#### [WORK TO COMPLETE]
Your task is to gather the lines below that hold the string "العامة".
++++ EXCERPTED DATA
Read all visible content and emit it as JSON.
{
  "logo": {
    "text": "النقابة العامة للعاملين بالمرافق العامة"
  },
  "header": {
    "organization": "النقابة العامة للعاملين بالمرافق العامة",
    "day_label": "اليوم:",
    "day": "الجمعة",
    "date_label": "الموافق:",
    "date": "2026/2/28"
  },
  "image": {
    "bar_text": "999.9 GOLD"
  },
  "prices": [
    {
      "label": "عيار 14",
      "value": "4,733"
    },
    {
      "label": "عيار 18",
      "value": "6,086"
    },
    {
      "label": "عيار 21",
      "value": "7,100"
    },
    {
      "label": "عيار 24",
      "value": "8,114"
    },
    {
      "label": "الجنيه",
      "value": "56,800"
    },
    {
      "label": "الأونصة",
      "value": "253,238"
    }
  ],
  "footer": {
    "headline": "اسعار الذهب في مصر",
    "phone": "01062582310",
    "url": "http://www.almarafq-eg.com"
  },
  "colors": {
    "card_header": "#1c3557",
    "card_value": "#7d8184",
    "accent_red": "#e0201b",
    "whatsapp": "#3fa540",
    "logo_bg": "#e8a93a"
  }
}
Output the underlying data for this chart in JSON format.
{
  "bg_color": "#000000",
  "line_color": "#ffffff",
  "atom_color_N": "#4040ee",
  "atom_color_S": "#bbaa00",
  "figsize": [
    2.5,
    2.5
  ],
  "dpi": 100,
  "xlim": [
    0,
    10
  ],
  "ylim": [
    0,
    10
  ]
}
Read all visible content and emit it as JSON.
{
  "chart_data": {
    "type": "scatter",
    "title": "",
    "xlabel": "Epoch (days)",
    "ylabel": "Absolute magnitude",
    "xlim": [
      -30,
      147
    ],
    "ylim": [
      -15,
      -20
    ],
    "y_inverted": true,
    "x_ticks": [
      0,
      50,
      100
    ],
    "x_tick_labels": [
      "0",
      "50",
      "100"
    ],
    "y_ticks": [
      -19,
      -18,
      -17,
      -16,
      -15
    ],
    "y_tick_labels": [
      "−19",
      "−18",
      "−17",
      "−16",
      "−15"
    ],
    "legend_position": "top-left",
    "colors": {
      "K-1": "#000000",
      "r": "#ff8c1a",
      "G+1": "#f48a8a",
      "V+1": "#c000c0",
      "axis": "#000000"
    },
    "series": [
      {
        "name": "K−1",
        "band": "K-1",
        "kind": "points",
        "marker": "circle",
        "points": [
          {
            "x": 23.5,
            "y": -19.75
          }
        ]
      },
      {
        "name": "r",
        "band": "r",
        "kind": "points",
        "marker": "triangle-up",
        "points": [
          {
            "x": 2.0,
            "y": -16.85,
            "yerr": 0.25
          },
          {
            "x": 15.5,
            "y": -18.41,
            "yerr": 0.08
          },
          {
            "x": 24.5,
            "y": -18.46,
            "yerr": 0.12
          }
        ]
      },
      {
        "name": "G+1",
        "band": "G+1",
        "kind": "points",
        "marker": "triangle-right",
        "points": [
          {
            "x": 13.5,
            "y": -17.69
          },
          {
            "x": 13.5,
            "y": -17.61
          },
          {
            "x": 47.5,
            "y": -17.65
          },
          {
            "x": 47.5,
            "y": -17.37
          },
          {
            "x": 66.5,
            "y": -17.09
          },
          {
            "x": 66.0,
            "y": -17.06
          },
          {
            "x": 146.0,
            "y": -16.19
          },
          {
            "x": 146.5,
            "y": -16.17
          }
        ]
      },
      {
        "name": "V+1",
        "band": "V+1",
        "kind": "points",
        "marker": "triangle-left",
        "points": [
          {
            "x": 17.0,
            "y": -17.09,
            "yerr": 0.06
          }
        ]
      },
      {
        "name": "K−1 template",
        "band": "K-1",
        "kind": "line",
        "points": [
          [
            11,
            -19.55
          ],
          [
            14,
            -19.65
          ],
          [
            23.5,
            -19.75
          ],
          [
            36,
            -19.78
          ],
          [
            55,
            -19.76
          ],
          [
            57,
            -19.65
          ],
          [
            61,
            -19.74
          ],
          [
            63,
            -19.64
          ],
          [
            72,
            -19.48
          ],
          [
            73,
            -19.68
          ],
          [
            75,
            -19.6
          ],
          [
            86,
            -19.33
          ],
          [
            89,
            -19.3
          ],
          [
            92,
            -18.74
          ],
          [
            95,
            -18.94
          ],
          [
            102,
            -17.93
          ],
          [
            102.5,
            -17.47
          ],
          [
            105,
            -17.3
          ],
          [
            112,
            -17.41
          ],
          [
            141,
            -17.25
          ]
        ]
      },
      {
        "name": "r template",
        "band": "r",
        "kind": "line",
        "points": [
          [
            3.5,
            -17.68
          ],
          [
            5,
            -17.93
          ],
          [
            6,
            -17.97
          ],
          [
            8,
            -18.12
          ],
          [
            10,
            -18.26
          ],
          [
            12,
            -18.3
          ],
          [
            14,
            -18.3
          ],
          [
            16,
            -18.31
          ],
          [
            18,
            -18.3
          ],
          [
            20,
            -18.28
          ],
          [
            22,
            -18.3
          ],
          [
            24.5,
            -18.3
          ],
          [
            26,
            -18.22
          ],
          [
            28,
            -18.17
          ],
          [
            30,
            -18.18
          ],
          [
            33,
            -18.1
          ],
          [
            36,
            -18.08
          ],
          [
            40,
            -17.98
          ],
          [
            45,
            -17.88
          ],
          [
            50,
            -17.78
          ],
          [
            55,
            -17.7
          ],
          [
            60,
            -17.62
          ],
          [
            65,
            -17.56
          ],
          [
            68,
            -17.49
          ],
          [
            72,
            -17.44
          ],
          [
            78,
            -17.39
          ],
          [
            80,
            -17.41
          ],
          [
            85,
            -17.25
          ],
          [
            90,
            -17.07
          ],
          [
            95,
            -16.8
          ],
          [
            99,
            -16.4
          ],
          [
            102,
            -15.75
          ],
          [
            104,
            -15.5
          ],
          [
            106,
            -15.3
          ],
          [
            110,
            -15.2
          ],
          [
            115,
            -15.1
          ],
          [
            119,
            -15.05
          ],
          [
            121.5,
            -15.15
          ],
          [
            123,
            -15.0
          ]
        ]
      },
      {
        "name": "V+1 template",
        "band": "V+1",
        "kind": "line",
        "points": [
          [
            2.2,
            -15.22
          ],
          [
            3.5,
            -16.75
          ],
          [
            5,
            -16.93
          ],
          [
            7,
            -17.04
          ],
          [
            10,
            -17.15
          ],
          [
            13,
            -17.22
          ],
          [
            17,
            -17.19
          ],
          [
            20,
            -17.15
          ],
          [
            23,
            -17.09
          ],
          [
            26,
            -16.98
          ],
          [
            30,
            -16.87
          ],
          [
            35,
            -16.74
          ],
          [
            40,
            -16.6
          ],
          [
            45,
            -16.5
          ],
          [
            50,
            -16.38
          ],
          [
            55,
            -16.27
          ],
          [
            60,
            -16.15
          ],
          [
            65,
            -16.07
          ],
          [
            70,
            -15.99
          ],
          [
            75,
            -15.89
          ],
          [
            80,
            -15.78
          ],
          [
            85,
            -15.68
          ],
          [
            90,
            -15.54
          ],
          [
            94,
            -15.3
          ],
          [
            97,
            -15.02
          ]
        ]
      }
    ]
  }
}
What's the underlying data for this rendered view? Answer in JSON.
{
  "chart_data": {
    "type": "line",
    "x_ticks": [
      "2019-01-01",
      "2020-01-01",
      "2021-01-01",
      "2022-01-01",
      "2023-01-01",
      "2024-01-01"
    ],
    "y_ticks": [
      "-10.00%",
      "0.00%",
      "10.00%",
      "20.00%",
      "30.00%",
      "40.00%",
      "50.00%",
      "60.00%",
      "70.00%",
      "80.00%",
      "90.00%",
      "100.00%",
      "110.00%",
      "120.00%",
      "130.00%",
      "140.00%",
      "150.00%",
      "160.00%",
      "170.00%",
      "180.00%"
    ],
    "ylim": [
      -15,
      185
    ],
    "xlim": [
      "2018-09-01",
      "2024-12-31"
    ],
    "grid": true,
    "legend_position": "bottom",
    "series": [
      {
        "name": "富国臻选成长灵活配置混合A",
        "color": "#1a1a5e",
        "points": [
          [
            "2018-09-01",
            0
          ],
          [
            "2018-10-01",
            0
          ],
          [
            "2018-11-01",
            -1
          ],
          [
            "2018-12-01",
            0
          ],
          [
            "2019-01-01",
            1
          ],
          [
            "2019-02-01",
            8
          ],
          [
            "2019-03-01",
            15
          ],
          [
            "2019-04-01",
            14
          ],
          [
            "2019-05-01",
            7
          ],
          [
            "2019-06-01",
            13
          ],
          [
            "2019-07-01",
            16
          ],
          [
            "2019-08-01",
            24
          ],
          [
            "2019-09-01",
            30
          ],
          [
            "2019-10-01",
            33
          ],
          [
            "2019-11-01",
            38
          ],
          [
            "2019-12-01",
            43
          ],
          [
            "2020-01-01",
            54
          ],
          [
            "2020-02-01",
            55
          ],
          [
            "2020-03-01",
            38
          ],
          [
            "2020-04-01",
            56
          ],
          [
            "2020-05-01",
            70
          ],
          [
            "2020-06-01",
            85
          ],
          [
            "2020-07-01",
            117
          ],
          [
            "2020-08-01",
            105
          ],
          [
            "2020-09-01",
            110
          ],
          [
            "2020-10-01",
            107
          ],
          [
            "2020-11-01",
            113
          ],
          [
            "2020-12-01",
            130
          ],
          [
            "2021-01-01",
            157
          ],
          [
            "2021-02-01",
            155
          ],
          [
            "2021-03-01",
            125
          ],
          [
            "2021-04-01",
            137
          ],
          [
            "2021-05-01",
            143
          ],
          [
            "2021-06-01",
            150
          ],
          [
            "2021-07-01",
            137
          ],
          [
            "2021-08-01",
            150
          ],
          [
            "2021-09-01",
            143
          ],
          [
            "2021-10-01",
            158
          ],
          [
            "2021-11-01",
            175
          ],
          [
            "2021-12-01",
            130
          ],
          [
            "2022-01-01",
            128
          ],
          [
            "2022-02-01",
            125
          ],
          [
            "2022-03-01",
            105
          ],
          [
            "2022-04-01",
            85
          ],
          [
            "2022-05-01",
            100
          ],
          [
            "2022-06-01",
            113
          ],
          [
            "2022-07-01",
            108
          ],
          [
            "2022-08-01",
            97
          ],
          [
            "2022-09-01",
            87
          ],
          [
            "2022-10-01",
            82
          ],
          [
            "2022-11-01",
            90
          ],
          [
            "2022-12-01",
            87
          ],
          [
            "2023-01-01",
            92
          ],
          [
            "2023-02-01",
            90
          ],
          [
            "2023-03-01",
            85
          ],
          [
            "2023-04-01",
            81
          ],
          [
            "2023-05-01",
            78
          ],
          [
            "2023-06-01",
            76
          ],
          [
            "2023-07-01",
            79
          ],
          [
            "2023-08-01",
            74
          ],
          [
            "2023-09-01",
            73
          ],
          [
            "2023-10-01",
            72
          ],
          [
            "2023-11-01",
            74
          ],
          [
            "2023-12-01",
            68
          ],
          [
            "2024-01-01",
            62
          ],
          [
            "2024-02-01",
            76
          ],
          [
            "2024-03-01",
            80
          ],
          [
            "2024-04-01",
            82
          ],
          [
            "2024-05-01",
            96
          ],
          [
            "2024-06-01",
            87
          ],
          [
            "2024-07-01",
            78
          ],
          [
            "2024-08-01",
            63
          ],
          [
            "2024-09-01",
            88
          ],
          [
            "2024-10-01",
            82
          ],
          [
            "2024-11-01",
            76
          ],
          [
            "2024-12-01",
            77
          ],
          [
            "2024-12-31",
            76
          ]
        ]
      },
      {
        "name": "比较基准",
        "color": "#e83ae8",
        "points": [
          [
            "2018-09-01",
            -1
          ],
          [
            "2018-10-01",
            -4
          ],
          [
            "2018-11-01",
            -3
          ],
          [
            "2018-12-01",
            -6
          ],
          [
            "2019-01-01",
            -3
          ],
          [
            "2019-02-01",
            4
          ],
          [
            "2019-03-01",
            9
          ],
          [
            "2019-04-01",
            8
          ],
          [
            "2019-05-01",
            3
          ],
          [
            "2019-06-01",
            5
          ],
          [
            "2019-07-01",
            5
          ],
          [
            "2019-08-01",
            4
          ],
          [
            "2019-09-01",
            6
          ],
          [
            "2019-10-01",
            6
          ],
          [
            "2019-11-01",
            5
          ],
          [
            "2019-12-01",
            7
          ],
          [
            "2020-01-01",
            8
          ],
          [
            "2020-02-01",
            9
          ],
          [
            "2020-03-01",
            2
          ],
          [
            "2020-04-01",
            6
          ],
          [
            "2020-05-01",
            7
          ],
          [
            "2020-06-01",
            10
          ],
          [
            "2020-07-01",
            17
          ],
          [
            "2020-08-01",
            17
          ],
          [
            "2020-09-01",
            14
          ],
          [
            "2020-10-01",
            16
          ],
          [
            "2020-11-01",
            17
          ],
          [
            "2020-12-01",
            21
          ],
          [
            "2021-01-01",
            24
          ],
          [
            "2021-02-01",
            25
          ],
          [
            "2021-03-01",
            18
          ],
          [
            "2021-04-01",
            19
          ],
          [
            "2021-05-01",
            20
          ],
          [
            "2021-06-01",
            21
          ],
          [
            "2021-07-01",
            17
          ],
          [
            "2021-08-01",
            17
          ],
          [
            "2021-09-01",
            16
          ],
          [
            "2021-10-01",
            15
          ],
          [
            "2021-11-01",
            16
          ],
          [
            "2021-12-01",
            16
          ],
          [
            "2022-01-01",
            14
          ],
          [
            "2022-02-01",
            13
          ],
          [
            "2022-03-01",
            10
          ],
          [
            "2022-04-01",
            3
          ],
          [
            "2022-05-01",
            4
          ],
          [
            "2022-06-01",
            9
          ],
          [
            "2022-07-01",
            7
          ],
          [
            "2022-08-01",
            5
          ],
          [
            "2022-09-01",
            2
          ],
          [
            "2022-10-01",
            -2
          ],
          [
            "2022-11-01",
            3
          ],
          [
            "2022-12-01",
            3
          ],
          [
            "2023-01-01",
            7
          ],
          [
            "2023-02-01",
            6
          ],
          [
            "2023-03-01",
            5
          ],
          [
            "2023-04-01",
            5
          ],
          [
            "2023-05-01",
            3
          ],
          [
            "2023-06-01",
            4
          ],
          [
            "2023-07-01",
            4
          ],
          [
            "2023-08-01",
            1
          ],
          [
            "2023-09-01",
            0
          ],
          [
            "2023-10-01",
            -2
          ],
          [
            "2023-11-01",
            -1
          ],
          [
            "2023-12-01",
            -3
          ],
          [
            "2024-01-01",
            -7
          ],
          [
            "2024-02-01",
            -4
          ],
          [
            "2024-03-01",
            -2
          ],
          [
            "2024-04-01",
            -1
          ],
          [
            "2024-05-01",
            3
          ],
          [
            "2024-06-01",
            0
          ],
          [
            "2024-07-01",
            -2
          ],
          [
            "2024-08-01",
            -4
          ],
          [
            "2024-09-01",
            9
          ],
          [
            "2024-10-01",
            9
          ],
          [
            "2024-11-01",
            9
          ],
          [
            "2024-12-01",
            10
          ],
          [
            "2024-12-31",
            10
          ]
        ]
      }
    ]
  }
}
++++++++
#### [RESULT OF THIS EXERCISE]
    "text": "النقابة العامة للعاملين بالمرافق العامة"
    "organization": "النقابة العامة للعاملين بالمرافق العامة",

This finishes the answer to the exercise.